Written exercise:
Reproduce all the entries exactly.

Collected data:
|---|

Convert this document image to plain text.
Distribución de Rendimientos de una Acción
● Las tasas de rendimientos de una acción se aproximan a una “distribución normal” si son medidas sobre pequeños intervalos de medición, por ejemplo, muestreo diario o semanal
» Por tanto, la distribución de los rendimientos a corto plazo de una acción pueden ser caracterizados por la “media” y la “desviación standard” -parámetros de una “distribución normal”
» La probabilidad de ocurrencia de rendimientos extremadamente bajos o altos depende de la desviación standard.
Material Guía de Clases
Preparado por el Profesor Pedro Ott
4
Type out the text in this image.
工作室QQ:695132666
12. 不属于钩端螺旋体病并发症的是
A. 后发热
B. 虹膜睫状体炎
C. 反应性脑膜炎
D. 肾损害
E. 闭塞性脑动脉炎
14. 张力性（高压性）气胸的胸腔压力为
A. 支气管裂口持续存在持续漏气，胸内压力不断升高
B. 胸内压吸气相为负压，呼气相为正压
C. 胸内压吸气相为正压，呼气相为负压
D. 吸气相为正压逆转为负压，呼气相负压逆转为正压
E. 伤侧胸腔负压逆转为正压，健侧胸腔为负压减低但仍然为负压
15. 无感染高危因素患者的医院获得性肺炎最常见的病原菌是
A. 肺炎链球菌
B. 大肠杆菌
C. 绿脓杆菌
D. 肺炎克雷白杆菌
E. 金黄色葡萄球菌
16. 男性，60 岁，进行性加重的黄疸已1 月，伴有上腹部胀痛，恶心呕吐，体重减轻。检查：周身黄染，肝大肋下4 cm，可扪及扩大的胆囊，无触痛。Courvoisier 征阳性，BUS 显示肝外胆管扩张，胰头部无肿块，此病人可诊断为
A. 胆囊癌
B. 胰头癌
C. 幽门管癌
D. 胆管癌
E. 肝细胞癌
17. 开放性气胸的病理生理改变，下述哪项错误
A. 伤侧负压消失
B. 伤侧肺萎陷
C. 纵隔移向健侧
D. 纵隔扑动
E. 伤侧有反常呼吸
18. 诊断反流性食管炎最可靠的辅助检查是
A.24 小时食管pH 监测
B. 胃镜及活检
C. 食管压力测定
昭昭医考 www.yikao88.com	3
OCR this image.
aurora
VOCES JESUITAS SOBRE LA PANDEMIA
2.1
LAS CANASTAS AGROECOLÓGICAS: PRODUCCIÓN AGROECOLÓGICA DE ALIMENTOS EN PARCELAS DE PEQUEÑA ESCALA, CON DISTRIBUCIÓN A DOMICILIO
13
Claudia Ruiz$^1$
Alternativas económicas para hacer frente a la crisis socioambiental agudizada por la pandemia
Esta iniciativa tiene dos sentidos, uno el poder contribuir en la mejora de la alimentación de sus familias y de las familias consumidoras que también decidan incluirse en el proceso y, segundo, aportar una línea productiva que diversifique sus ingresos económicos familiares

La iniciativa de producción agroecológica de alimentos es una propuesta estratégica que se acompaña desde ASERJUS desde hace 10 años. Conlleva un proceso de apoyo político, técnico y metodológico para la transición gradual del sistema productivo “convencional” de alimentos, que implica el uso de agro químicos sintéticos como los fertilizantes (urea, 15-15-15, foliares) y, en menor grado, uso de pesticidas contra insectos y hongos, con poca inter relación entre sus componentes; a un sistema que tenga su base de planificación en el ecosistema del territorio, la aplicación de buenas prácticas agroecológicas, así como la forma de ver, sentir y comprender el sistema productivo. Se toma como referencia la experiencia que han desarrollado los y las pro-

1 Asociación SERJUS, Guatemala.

|---|

Task response:
Convert this document image to plain text.
Distribución de Rendimientos de una Acción
● Las tasas de rendimientos de una acción se aproximan a una “distribución normal” si son medidas sobre pequeños intervalos de medición, por ejemplo, muestreo diario o semanal
» Por tanto, la distribución de los rendimientos a corto plazo de una acción pueden ser caracterizados por la “media” y la “desviación standard” -parámetros de una “distribución normal”
» La probabilidad de ocurrencia de rendimientos extremadamente bajos o altos depende de la desviación standard.
Material Guía de Clases
Preparado por el Profesor Pedro Ott
4
Type out the text in this image.
工作室QQ:695132666
12. 不属于钩端螺旋体病并发症的是
A. 后发热
B. 虹膜睫状体炎
C. 反应性脑膜炎
D. 肾损害
E. 闭塞性脑动脉炎
14. 张力性（高压性）气胸的胸腔压力为
A. 支气管裂口持续存在持续漏气，胸内压力不断升高
B. 胸内压吸气相为负压，呼气相为正压
C. 胸内压吸气相为正压，呼气相为负压
D. 吸气相为正压逆转为负压，呼气相负压逆转为正压
E. 伤侧胸腔负压逆转为正压，健侧胸腔为负压减低但仍然为负压
15. 无感染高危因素患者的医院获得性肺炎最常见的病原菌是
A. 肺炎链球菌
B. 大肠杆菌
C. 绿脓杆菌
D. 肺炎克雷白杆菌
E. 金黄色葡萄球菌
16. 男性，60 岁，进行性加重的黄疸已1 月，伴有上腹部胀痛，恶心呕吐，体重减轻。检查：周身黄染，肝大肋下4 cm，可扪及扩大的胆囊，无触痛。Courvoisier 征阳性，BUS 显示肝外胆管扩张，胰头部无肿块，此病人可诊断为
A. 胆囊癌
B. 胰头癌
C. 幽门管癌
D. 胆管癌
E. 肝细胞癌
17. 开放性气胸的病理生理改变，下述哪项错误
A. 伤侧负压消失
B. 伤侧肺萎陷
C. 纵隔移向健侧
D. 纵隔扑动
E. 伤侧有反常呼吸
18. 诊断反流性食管炎最可靠的辅助检查是
A.24 小时食管pH 监测
B. 胃镜及活检
C. 食管压力测定
昭昭医考 www.yikao88.com	3
OCR this image.
aurora
VOCES JESUITAS SOBRE LA PANDEMIA
2.1
LAS CANASTAS AGROECOLÓGICAS: PRODUCCIÓN AGROECOLÓGICA DE ALIMENTOS EN PARCELAS DE PEQUEÑA ESCALA, CON DISTRIBUCIÓN A DOMICILIO
13
Claudia Ruiz$^1$
Alternativas económicas para hacer frente a la crisis socioambiental agudizada por la pandemia
Esta iniciativa tiene dos sentidos, uno el poder contribuir en la mejora de la alimentación de sus familias y de las familias consumidoras que también decidan incluirse en el proceso y, segundo, aportar una línea productiva que diversifique sus ingresos económicos familiares

La iniciativa de producción agroecológica de alimentos es una propuesta estratégica que se acompaña desde ASERJUS desde hace 10 años. Conlleva un proceso de apoyo político, técnico y metodológico para la transición gradual del sistema productivo “convencional” de alimentos, que implica el uso de agro químicos sintéticos como los fertilizantes (urea, 15-15-15, foliares) y, en menor grado, uso de pesticidas contra insectos y hongos, con poca inter relación entre sus componentes; a un sistema que tenga su base de planificación en el ecosistema del territorio, la aplicación de buenas prácticas agroecológicas, así como la forma de ver, sentir y comprender el sistema productivo. Se toma como referencia la experiencia que han desarrollado los y las pro-

1 Asociación SERJUS, Guatemala.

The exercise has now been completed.